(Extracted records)
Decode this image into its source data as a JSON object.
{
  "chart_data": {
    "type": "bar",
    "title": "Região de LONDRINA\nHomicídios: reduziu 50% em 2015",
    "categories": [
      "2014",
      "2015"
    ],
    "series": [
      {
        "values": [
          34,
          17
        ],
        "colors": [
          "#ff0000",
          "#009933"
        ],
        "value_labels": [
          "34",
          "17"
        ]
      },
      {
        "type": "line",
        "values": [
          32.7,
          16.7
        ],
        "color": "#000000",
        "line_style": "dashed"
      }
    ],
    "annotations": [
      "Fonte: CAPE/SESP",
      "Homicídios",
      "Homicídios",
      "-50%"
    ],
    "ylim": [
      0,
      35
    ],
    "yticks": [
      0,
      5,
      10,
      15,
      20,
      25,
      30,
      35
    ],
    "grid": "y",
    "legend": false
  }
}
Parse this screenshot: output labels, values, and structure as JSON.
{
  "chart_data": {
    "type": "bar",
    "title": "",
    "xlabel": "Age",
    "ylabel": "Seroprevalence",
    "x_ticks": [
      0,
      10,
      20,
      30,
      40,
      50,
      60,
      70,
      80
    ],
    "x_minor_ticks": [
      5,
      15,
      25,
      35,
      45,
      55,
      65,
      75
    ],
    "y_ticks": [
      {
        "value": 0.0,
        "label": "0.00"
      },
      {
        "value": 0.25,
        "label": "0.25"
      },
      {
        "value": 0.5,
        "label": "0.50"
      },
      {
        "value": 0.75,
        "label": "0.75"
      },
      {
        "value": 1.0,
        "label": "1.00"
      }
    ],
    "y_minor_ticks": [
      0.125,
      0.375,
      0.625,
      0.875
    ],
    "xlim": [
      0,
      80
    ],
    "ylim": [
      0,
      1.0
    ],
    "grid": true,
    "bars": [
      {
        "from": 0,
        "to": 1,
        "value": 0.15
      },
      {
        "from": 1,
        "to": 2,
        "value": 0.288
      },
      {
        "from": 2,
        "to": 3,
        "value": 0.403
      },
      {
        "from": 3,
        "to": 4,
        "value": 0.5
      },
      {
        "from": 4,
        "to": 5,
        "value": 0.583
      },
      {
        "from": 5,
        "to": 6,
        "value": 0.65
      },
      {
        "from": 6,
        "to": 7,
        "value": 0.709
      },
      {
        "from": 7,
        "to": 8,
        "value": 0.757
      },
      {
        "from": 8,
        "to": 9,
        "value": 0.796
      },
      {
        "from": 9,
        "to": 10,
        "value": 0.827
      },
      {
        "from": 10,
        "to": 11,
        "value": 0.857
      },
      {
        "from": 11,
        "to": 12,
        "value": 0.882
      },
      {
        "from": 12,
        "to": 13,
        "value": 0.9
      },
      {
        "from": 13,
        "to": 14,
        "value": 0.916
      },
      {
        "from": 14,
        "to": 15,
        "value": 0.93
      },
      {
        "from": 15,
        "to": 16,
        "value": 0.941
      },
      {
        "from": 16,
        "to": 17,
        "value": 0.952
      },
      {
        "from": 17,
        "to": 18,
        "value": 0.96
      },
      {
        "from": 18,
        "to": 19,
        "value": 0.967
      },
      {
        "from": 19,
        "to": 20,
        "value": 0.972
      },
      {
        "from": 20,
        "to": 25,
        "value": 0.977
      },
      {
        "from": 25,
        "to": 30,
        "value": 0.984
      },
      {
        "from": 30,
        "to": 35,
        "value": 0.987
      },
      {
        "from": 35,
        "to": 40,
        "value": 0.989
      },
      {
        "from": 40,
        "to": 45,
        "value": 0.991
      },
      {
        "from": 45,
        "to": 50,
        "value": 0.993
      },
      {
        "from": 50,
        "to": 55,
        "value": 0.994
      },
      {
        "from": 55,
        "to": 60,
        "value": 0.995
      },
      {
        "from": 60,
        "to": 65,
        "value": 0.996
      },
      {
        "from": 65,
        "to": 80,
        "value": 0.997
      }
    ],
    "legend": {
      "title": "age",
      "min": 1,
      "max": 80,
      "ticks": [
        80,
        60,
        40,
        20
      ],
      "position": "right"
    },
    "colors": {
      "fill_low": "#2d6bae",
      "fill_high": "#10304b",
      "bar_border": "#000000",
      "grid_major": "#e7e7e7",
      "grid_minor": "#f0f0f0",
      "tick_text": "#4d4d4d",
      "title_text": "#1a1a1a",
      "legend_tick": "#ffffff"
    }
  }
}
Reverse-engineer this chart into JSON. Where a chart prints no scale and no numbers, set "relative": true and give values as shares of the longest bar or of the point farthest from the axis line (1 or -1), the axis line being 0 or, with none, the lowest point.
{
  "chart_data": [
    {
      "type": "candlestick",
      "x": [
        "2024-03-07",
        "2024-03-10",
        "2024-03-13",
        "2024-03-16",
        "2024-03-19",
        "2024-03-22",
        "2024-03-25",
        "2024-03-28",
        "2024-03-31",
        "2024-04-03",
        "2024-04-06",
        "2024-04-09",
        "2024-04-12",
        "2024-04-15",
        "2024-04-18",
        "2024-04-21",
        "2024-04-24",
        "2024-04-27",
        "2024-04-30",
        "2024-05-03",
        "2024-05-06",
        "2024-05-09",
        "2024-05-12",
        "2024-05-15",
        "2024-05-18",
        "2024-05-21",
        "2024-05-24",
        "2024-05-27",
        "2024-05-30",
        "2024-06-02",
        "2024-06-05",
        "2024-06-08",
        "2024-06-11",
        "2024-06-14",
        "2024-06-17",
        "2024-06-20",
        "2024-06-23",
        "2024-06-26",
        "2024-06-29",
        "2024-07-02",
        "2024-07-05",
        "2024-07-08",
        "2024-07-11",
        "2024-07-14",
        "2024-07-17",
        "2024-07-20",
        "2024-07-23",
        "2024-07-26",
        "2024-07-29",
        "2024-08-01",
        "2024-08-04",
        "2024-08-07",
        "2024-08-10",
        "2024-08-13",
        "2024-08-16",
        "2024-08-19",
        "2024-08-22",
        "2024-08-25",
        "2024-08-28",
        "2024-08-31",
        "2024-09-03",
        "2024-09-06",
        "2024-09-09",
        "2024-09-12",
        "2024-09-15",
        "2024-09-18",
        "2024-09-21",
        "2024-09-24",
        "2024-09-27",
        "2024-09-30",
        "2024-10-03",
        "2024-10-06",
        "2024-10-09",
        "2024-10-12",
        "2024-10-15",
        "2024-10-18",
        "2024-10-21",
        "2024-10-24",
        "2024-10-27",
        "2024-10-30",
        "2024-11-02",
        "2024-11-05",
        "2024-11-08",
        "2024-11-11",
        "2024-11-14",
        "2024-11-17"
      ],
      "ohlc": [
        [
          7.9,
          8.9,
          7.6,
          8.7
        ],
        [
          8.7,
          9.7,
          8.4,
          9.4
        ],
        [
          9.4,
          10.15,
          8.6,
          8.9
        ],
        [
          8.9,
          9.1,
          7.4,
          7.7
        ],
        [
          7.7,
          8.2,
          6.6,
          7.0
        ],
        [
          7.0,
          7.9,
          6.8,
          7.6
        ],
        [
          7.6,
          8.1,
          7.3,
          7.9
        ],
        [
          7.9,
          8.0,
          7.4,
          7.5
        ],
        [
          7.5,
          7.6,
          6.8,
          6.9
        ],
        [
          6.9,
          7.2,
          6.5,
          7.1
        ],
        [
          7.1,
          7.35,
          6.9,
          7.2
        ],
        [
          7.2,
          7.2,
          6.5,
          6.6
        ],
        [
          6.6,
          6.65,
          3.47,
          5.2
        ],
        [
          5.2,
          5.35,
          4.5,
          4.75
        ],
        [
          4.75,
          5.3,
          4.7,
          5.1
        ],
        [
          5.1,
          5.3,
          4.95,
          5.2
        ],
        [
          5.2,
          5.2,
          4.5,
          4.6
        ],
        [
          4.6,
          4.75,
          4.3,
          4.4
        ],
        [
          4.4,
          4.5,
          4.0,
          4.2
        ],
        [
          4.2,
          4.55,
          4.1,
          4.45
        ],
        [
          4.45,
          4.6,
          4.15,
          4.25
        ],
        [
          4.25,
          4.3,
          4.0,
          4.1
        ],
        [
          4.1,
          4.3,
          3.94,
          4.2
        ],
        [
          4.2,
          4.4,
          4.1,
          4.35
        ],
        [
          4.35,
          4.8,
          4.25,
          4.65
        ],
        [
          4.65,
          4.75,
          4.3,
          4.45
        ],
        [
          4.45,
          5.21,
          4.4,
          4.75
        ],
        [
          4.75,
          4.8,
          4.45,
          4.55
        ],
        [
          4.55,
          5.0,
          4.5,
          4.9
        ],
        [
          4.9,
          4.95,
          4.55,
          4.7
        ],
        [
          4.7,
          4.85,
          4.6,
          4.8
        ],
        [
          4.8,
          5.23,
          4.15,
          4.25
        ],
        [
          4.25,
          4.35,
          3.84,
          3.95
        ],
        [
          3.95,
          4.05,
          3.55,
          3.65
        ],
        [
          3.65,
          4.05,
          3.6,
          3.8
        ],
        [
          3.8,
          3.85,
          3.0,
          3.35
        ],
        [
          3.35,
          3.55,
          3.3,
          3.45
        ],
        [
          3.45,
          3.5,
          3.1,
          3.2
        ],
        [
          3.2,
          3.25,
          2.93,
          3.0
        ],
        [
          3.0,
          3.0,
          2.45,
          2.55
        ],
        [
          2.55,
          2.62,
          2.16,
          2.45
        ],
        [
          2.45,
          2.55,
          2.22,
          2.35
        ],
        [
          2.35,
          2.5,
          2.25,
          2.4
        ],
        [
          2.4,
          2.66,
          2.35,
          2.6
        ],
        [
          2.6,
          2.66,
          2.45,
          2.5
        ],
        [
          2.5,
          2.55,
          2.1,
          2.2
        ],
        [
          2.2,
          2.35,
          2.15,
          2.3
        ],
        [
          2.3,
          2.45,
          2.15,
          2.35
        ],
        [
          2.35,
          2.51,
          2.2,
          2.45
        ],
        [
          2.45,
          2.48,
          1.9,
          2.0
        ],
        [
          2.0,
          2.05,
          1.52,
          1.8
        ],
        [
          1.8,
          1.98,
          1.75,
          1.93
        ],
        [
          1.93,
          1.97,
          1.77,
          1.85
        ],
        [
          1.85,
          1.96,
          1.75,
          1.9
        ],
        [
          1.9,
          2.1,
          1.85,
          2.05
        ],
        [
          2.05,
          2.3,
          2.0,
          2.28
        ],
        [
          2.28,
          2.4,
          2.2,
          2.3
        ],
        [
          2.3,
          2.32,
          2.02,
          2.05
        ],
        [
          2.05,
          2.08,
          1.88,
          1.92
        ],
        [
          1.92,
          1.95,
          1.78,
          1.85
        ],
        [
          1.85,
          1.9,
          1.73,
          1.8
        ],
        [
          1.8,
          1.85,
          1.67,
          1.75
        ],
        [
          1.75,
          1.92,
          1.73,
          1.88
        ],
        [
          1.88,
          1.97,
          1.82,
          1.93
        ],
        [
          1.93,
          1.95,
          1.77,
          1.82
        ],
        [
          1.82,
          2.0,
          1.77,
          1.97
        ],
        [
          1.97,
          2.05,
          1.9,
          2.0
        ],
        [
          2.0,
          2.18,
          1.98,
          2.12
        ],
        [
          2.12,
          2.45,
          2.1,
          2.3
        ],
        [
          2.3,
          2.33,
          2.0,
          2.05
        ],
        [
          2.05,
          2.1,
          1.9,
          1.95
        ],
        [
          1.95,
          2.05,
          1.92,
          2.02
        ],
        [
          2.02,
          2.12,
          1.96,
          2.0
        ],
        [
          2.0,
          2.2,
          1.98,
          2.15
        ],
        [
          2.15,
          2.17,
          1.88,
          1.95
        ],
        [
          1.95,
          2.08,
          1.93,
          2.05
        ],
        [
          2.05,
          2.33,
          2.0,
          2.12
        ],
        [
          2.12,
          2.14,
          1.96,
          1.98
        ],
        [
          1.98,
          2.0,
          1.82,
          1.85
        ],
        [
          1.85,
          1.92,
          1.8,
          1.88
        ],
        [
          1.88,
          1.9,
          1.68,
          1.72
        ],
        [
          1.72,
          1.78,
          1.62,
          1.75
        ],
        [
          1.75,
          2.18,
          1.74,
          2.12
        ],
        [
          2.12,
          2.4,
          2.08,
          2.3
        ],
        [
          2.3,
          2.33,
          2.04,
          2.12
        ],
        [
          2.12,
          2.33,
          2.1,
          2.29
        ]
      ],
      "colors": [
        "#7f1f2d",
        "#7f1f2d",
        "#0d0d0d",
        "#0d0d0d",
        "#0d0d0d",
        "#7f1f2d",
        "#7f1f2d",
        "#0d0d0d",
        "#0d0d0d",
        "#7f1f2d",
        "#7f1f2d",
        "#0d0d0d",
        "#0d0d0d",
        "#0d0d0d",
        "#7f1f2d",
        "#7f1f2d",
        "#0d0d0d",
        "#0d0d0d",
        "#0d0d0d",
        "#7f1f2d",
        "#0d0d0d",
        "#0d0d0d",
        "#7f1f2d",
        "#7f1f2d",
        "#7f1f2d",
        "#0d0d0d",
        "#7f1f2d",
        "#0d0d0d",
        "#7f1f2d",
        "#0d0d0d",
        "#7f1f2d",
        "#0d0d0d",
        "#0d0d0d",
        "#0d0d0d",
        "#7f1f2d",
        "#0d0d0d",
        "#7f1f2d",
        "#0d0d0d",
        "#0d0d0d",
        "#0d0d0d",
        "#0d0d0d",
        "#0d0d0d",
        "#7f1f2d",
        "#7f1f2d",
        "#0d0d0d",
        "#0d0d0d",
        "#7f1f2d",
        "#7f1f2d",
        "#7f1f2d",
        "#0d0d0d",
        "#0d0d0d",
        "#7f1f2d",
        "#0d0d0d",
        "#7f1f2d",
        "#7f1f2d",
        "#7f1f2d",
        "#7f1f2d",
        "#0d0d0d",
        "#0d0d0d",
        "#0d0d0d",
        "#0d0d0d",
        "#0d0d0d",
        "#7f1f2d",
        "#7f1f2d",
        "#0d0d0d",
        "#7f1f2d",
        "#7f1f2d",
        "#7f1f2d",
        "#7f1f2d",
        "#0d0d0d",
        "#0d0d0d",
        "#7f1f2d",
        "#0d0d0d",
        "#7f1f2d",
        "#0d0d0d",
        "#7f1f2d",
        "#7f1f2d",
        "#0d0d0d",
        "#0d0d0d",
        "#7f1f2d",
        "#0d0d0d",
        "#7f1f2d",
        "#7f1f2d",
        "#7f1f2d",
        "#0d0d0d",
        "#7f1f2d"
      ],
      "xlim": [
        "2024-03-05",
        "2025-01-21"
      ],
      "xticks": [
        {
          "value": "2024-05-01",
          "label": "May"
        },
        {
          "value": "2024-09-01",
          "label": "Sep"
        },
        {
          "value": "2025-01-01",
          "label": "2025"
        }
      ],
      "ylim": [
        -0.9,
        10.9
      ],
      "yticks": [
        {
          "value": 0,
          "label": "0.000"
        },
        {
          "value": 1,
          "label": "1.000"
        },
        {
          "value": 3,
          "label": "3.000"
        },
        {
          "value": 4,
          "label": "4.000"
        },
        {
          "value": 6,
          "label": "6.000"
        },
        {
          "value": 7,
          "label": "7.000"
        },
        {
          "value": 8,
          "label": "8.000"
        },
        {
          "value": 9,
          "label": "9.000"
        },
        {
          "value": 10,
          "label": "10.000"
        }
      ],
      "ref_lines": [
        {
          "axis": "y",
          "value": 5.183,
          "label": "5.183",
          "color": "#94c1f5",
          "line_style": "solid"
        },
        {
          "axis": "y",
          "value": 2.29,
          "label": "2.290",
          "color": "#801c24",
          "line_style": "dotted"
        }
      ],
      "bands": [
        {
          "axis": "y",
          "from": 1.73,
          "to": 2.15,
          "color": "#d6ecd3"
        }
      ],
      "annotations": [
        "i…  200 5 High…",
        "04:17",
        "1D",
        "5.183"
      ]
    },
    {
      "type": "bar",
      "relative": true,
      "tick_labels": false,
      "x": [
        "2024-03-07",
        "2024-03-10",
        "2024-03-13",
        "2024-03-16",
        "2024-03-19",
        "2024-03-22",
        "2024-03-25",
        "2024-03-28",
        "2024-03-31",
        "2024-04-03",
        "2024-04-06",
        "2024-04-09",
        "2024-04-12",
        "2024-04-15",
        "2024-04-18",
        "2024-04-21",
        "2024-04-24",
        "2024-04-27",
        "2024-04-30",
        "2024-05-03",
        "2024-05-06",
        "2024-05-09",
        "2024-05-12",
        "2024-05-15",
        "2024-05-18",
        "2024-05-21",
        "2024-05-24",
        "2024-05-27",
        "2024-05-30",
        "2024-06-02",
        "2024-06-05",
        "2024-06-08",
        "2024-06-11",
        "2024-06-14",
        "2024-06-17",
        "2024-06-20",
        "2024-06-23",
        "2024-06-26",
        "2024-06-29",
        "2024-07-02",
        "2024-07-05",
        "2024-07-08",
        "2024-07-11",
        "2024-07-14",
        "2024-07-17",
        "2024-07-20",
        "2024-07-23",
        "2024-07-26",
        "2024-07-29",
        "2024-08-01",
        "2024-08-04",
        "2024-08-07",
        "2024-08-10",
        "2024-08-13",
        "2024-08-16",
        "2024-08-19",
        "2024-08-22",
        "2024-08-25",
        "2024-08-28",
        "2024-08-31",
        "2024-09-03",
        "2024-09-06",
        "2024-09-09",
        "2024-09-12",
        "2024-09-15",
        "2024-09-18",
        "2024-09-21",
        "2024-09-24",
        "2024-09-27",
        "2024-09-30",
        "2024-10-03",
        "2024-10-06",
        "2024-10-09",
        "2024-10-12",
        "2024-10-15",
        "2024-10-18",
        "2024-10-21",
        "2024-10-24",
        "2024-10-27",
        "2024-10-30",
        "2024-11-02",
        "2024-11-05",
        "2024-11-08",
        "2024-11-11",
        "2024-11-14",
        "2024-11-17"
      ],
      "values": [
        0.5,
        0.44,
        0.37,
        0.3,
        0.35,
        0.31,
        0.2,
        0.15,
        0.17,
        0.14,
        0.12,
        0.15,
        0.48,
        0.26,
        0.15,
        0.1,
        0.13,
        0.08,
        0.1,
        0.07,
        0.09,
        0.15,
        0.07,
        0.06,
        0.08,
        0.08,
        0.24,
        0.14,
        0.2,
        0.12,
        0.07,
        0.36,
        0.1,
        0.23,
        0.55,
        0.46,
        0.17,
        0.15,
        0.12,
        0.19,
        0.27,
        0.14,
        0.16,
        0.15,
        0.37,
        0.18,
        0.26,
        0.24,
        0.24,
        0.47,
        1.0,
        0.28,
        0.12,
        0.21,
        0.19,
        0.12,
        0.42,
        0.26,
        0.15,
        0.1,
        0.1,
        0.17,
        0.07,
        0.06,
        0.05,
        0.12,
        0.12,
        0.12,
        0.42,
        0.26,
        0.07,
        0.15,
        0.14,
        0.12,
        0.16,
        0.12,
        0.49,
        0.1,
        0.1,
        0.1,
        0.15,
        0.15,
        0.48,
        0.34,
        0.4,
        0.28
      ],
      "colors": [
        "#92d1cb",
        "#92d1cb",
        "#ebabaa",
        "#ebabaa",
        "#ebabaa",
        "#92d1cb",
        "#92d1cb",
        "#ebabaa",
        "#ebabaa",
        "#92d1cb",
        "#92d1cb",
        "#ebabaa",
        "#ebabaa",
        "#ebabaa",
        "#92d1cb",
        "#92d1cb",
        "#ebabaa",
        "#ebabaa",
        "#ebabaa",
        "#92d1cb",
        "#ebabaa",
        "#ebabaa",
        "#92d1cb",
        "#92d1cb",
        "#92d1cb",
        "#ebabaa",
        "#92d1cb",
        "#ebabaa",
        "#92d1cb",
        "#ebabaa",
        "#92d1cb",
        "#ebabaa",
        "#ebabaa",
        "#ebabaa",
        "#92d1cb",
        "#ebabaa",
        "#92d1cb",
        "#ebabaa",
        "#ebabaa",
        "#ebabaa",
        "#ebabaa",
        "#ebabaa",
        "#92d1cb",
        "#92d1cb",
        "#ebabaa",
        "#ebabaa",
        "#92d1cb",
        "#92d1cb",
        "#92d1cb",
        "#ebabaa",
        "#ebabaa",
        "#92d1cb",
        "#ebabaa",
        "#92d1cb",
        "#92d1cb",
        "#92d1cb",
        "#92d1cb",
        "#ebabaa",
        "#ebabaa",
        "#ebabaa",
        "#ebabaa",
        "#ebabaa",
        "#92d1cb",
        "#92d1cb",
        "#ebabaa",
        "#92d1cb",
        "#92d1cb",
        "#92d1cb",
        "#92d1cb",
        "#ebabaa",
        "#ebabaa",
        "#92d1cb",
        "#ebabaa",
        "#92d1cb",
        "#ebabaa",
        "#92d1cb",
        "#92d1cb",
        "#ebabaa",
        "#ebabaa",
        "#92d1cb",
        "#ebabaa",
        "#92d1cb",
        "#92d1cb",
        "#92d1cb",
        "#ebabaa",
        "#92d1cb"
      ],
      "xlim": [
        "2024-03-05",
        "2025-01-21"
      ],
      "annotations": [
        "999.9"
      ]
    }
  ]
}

Task instructions – Select every line in the records above that contains the word "this".

The result –
Decode this image into its source data as a JSON object.
Parse this screenshot: output labels, values, and structure as JSON.
Reverse-engineer this chart into JSON. Where a chart prints no scale and no numbers, set "relative": true and give values as shares of the longest bar or of the point farthest from the axis line (1 or -1), the axis line being 0 or, with none, the lowest point.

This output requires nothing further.